= Exercise description =
Print each of the lines below verbatim, keeping every character unchanged.

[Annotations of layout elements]
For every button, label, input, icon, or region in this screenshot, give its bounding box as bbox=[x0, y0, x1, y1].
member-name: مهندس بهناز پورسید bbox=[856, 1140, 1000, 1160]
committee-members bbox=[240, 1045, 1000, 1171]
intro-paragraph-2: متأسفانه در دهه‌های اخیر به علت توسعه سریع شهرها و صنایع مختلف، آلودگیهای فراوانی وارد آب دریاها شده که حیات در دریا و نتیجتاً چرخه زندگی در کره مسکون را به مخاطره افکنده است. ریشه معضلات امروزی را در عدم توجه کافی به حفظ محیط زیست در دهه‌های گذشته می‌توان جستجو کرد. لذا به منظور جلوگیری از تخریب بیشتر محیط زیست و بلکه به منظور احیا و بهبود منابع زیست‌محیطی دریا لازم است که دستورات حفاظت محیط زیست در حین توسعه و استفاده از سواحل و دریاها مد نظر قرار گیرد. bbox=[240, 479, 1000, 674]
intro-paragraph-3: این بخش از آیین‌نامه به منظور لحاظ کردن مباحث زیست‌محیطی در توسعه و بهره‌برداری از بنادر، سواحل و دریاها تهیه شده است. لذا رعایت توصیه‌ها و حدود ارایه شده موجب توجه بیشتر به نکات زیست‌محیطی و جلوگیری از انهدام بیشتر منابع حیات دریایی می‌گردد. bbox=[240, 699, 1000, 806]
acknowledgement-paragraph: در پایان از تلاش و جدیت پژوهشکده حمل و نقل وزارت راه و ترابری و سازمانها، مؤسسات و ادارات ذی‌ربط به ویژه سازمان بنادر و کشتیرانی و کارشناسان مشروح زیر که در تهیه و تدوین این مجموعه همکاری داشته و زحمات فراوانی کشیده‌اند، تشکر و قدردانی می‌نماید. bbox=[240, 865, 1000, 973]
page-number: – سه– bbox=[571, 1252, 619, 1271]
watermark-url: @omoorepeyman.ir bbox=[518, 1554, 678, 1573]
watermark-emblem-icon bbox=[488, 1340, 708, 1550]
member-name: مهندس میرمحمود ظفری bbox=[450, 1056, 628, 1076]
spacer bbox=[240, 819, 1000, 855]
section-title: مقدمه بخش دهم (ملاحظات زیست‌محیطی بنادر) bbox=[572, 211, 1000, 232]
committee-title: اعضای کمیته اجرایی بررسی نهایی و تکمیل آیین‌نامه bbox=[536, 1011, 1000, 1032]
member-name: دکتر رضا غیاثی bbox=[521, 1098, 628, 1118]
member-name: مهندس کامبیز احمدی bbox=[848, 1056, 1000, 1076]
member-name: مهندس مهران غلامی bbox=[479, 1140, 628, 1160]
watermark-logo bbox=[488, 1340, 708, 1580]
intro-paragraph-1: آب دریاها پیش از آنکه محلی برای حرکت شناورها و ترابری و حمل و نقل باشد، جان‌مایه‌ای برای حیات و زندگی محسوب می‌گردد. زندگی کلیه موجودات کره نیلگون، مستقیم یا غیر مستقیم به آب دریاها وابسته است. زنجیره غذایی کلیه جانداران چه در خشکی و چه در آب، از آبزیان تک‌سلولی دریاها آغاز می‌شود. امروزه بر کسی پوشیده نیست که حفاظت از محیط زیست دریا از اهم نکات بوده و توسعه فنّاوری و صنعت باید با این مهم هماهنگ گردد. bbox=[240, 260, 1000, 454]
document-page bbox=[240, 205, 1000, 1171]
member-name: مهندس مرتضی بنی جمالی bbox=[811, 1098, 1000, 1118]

= Output for this task =
For every button, label, input, icon, or region in this screenshot, give its bounding box as bbox=[x0, y0, x1, y1].
member-name: مهندس بهناز پورسید bbox=[856, 1140, 1000, 1160]
committee-members bbox=[240, 1045, 1000, 1171]
intro-paragraph-2: متأسفانه در دهه‌های اخیر به علت توسعه سریع شهرها و صنایع مختلف، آلودگیهای فراوانی وارد آب دریاها شده که حیات در دریا و نتیجتاً چرخه زندگی در کره مسکون را به مخاطره افکنده است. ریشه معضلات امروزی را در عدم توجه کافی به حفظ محیط زیست در دهه‌های گذشته می‌توان جستجو کرد. لذا به منظور جلوگیری از تخریب بیشتر محیط زیست و بلکه به منظور احیا و بهبود منابع زیست‌محیطی دریا لازم است که دستورات حفاظت محیط زیست در حین توسعه و استفاده از سواحل و دریاها مد نظر قرار گیرد. bbox=[240, 479, 1000, 674]
intro-paragraph-3: این بخش از آیین‌نامه به منظور لحاظ کردن مباحث زیست‌محیطی در توسعه و بهره‌برداری از بنادر، سواحل و دریاها تهیه شده است. لذا رعایت توصیه‌ها و حدود ارایه شده موجب توجه بیشتر به نکات زیست‌محیطی و جلوگیری از انهدام بیشتر منابع حیات دریایی می‌گردد. bbox=[240, 699, 1000, 806]
acknowledgement-paragraph: در پایان از تلاش و جدیت پژوهشکده حمل و نقل وزارت راه و ترابری و سازمانها، مؤسسات و ادارات ذی‌ربط به ویژه سازمان بنادر و کشتیرانی و کارشناسان مشروح زیر که در تهیه و تدوین این مجموعه همکاری داشته و زحمات فراوانی کشیده‌اند، تشکر و قدردانی می‌نماید. bbox=[240, 865, 1000, 973]
page-number: – سه– bbox=[571, 1252, 619, 1271]
watermark-url: @omoorepeyman.ir bbox=[518, 1554, 678, 1573]
watermark-emblem-icon bbox=[488, 1340, 708, 1550]
member-name: مهندس میرمحمود ظفری bbox=[450, 1056, 628, 1076]
spacer bbox=[240, 819, 1000, 855]
section-title: مقدمه بخش دهم (ملاحظات زیست‌محیطی بنادر) bbox=[572, 211, 1000, 232]
committee-title: اعضای کمیته اجرایی بررسی نهایی و تکمیل آیین‌نامه bbox=[536, 1011, 1000, 1032]
member-name: دکتر رضا غیاثی bbox=[521, 1098, 628, 1118]
member-name: مهندس کامبیز احمدی bbox=[848, 1056, 1000, 1076]
member-name: مهندس مهران غلامی bbox=[479, 1140, 628, 1160]
watermark-logo bbox=[488, 1340, 708, 1580]
intro-paragraph-1: آب دریاها پیش از آنکه محلی برای حرکت شناورها و ترابری و حمل و نقل باشد، جان‌مایه‌ای برای حیات و زندگی محسوب می‌گردد. زندگی کلیه موجودات کره نیلگون، مستقیم یا غیر مستقیم به آب دریاها وابسته است. زنجیره غذایی کلیه جانداران چه در خشکی و چه در آب، از آبزیان تک‌سلولی دریاها آغاز می‌شود. امروزه بر کسی پوشیده نیست که حفاظت از محیط زیست دریا از اهم نکات بوده و توسعه فنّاوری و صنعت باید با این مهم هماهنگ گردد. bbox=[240, 260, 1000, 454]
document-page bbox=[240, 205, 1000, 1171]
member-name: مهندس مرتضی بنی جمالی bbox=[811, 1098, 1000, 1118]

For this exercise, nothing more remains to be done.